- SOAL: Tulis kembali bagian teks tentang stratigrafi Cekungan Asem-Asem, mulai dari kalimat yang memuat "Stratigrafi Cekungan Asem" dan berhenti setelah "dan Satyana (1994).". Ganti nama "Cekungan Barito" dengan "Cekungan Kutai" di seluruh bagian itu.

- KUTIPAN DOKUMEN:
****
Kamis, 14 Juni 2012

Stratigrafi Cekungan Asem - Asem Kalimantan Timur

Stratigrafi Regional

Stratigrafi umum dari Cekungan Asem-Asem mempunyai kemiripan dengan Cekungan Barito. Cekungan Asem-Asem dan Cekungan Barito dipercaya sebagai satu kesatuan deposenter pada Eosen yang menyambung sampai terpisah akibat pengangkatan Pegunungan Meratus pada kala Miosen Akhir (Witts,dkk; 2012). Stratigrafi umum Cekungan Barito dan Cekungan Asem-Asem terdiri dari batuan dasar Mesozoikum dan batuan sedimen Kenozoikum. Penjelasan stratigrafi tersebut banyak dibahas oleh Wakita (2000) dan Satyana (2014) pada bagian batuan dasar Mesoikum sedangkan stratigrafi batuan sedimen Kenozoikum banyak dibahas oleh Witts (2011,2012) dan Satyana (1994).
Stratigrafi batuan dasar Mesozoikum (Wakita, 2000; dan Satyana, 2014) terdiri dari batuan Kompleks Meratus yang berumur Jura – Kapur Akhir, ditutupi oleh batuan vulkanik dan turbidit Kapur Akhir yaitu Formasi Haruyan dan Pitap. Batuan Kompleks Meratus terdiri dari unit ofiolit, unit sedimen pelagik, unit bancuh dan unit metamorfik (Gambar 3).

Unit ofiolit terdiri dari batuan ultramafik peridotit, harzburgite, dan piroksenit yang terserpentinisasi,berasosiasi dengan gabbro dan intrusi plagiogranite,serta lava bantal basalt (disebut dengan Bobaris dan Meratus Ofiolit).Unit ini diperkirakan umurnya tidak lebih muda dari umur radiolaria rijang pada unit pelagik

Unit pelagik terdiri dari rijang yang mengandung fosil radiolarian berasosiasi dengan batugamping, dan serpih tersilifikasi. Umur dari rijang ini adalah Jura Tengah – Kapur Awal.

Unit bancuh pada terdiri dari klastika dan blok dari rijang, lempung silifikasi, batugamping, dan basalt di dalam matrik lempung bancuh. Bancuh dari Meratus Kompleks hanya dapat d teramati pada Pulat Laut.Unit ini diperkirakan lebih muda dari klastik rijang yang berumur Jura Tengah – Kapur Awal dan klastik lempung tersilifikasi yang berumur Kapur Awal

Unit metamorfik terdiri dari Filit Pelaihari dan Sekis Hauran yang keduanya merupakan batuan metamorfik tekanan tinggi. Terdistribusi pada baratdaya dari Pegunungan Meratus. Filit Pelaihari merupakan batuan metamorfik lower grade, yang terdiri dari filit dan sabak yang sedikit tersingkap. Sekis Hauran merupakan batuan metamorfik higher grade, yang terdiri dari sekis glaukopan, sekis kloritoit-kuarsa, sekis kyanit-kuarsa-phengit-kloritod, granet, sekis mika, sekis kuasa-mika, sekis piomontit, dan ampibolit. Protolit dari Sekis Hauran didominasi batuan pelitik dan basa. Berdasarakan K-Ar, umur dari mika dari Sekis Hauran adalah 110-180 Ma.
****
Entri yang termuat dalam sebuah dataset
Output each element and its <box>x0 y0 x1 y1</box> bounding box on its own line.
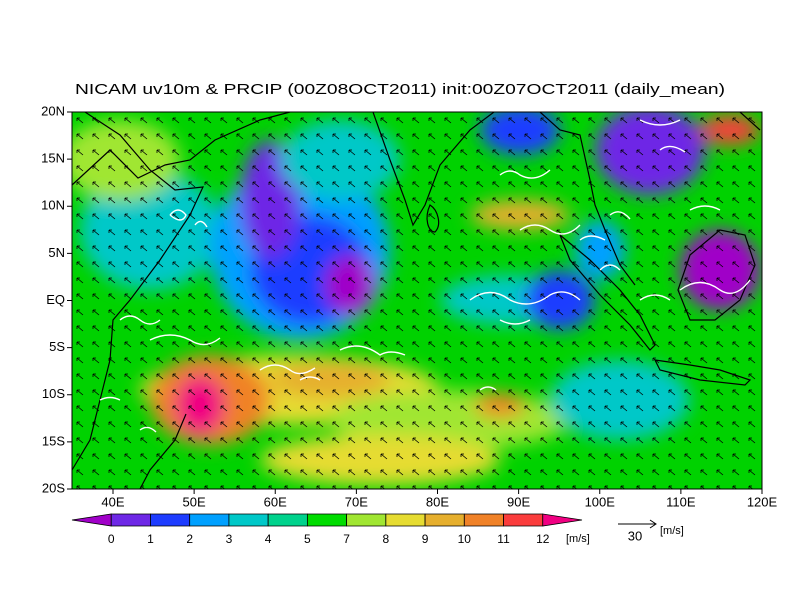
colorbar-label: 5 <box>304 532 311 546</box>
lat-label: 20N <box>41 103 65 118</box>
axes: 20N 15N 10N 5N EQ 5S 10S 15S 20S 40E 50E 60E 70E 80E 9… <box>41 103 777 509</box>
colorbar-label: 8 <box>383 532 390 546</box>
colorbar-unit: [m/s] <box>566 533 590 545</box>
lon-label: 100E <box>585 494 616 509</box>
colorbar-label: 10 <box>458 532 472 546</box>
colorbar-box <box>424 513 465 527</box>
lon-label: 50E <box>183 494 206 509</box>
colorbar-box <box>150 513 191 527</box>
lat-label: 10N <box>41 198 65 213</box>
vector-key-value: 30 <box>628 528 642 543</box>
colorbar-label: 12 <box>536 532 550 546</box>
lat-label: 20S <box>42 480 65 495</box>
colorbar-box <box>71 513 112 527</box>
lon-label: 70E <box>345 494 368 509</box>
lon-label: 90E <box>507 494 530 509</box>
colorbar-box <box>463 513 504 527</box>
colorbar-box <box>228 513 269 527</box>
colorbar-box <box>503 513 544 527</box>
colorbar-label: 2 <box>186 532 193 546</box>
vector-key-arrow <box>618 519 657 529</box>
lon-label: 60E <box>264 494 287 509</box>
colorbar-label: 1 <box>147 532 154 546</box>
precip-contours <box>99 119 751 433</box>
vector-key: 30 [m/s] <box>618 519 684 543</box>
colorbar-label: 11 <box>497 532 510 546</box>
colorbar-label: 7 <box>343 532 350 546</box>
lon-label: 80E <box>426 494 449 509</box>
colorbar-box <box>267 513 308 527</box>
lon-label: 40E <box>101 494 124 509</box>
colorbar-box <box>189 513 230 527</box>
colorbar-box <box>385 513 426 527</box>
vector-key-unit: [m/s] <box>660 525 684 537</box>
colorbar-box <box>110 513 151 527</box>
lat-label: 15N <box>41 151 65 166</box>
lat-label: 5N <box>48 245 65 260</box>
map-field <box>72 112 762 489</box>
colorbar-box <box>306 513 348 527</box>
colorbar-label: 4 <box>265 532 272 546</box>
lon-label: 120E <box>747 494 778 509</box>
lat-label: 10S <box>42 386 65 401</box>
lat-label: 5S <box>49 339 65 354</box>
title: NICAM uv10m & PRCIP (00Z08OCT2011) init:… <box>75 81 725 98</box>
lat-label: EQ <box>46 292 65 307</box>
lat-label: 15S <box>42 433 65 448</box>
colorbar: 0 1 2 3 4 5 7 8 9 10 11 12 [m/s] <box>71 513 590 546</box>
colorbar-label: 3 <box>226 532 233 546</box>
colorbar-box <box>542 513 583 527</box>
colorbar-label: 9 <box>422 532 429 546</box>
colorbar-label: 0 <box>108 532 115 546</box>
colorbar-box <box>346 513 387 527</box>
lon-label: 110E <box>666 494 696 509</box>
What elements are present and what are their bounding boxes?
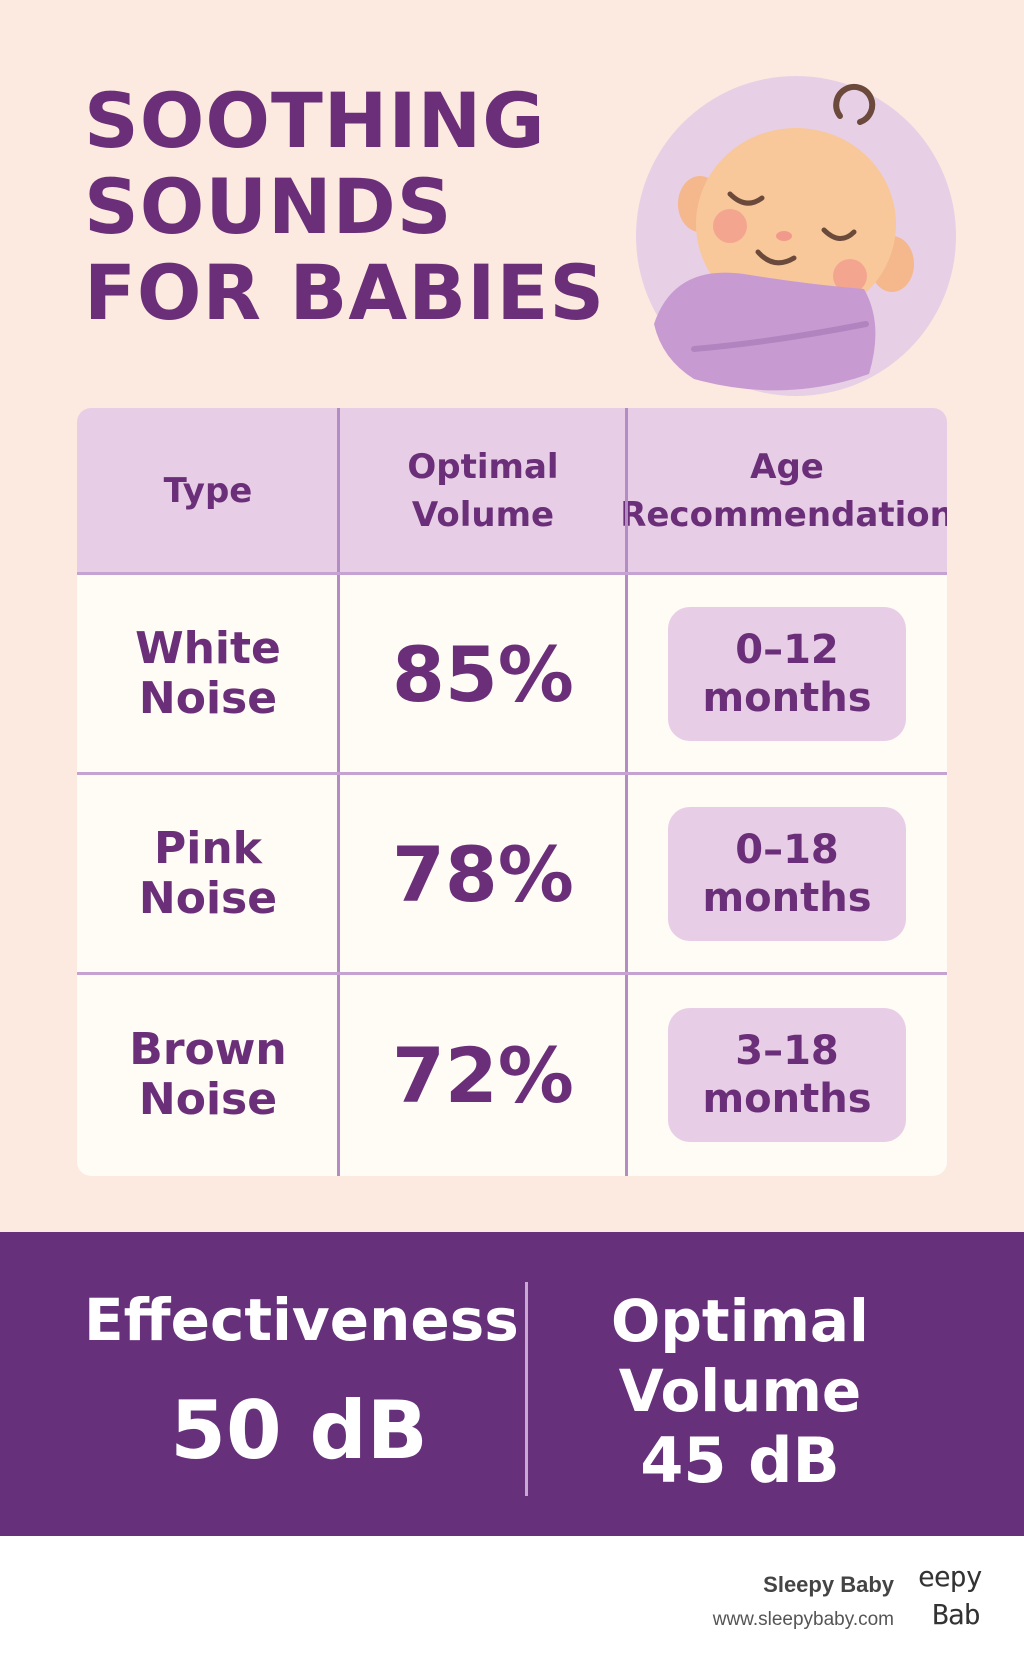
type-label: Brown Noise: [129, 1024, 287, 1125]
optimal-label-2: Volume: [618, 1357, 862, 1425]
type-label: Pink Noise: [138, 823, 278, 924]
volume-cell: 72%: [339, 974, 627, 1176]
brand-logo: eepy Bab: [918, 1560, 1018, 1640]
age-badge: 0–12 months: [668, 607, 906, 741]
column-divider: [625, 408, 628, 1176]
volume-value: 78%: [392, 829, 574, 919]
header-age-label: Age Recommendation: [620, 447, 947, 535]
row-divider: [77, 772, 947, 775]
sleeping-baby-icon: [636, 76, 956, 396]
stats-band: [0, 1232, 1024, 1536]
header-volume-label: Optimal Volume: [407, 447, 559, 535]
logo-text-bottom: Bab: [932, 1598, 981, 1631]
volume-cell: 78%: [339, 774, 627, 974]
type-label: White Noise: [135, 623, 281, 724]
column-divider: [337, 408, 340, 1176]
header-age: Age Recommendation: [620, 408, 947, 574]
title-line-1: SOOTHING: [84, 76, 546, 165]
sound-table: Type Optimal Volume Age Recommendation W…: [77, 408, 947, 1176]
age-cell: 3–18 months: [627, 974, 947, 1176]
brand-strip: [0, 1536, 1024, 1666]
volume-cell: 85%: [339, 574, 627, 774]
title-line-3: FOR BABIES: [84, 248, 606, 337]
volume-value: 85%: [392, 629, 574, 719]
age-cell: 0–12 months: [627, 574, 947, 774]
table-row: Brown Noise: [77, 974, 339, 1176]
effectiveness-value: 50 dB: [170, 1384, 428, 1477]
table-header: [77, 408, 947, 574]
table-row: White Noise: [77, 574, 339, 774]
optimal-label-1: Optimal: [611, 1287, 869, 1355]
brand-url: www.sleepybaby.com: [712, 1609, 894, 1630]
title-line-2: SOUNDS: [84, 162, 453, 251]
band-divider: [525, 1282, 528, 1496]
age-cell: 0–18 months: [627, 774, 947, 974]
logo-text-top: eepy: [918, 1560, 982, 1593]
age-badge: 3–18 months: [668, 1008, 906, 1142]
table-row: Pink Noise: [77, 774, 339, 974]
optimal-value: 45 dB: [640, 1424, 840, 1497]
header-volume: Optimal Volume: [339, 408, 627, 574]
row-divider: [77, 972, 947, 975]
header-type-label: Type: [163, 471, 253, 511]
brand-name: Sleepy Baby: [763, 1572, 894, 1597]
volume-value: 72%: [392, 1030, 574, 1120]
effectiveness-label: Effectiveness: [84, 1286, 519, 1354]
age-badge: 0–18 months: [668, 807, 906, 941]
sleeping-baby-illustration: [634, 74, 958, 398]
page-title: SOOTHING SOUNDS FOR BABIES: [84, 78, 605, 336]
row-divider: [77, 572, 947, 575]
header-type: Type: [77, 408, 339, 574]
****
- JAWABAN SOAL:
Stratigrafi Cekungan Asem - Asem Kalimantan Timur

Stratigrafi Regional

Stratigrafi umum dari Cekungan Asem-Asem mempunyai kemiripan dengan Cekungan Kutai. Cekungan Asem-Asem dan Cekungan Kutai dipercaya sebagai satu kesatuan deposenter pada Eosen yang menyambung sampai terpisah akibat pengangkatan Pegunungan Meratus pada kala Miosen Akhir (Witts,dkk; 2012). Stratigrafi umum Cekungan Kutai dan Cekungan Asem-Asem terdiri dari batuan dasar Mesozoikum dan batuan sedimen Kenozoikum. Penjelasan stratigrafi tersebut banyak dibahas oleh Wakita (2000) dan Satyana (2014) pada bagian batuan dasar Mesoikum sedangkan stratigrafi batuan sedimen Kenozoikum banyak dibahas oleh Witts (2011,2012) dan Satyana (1994).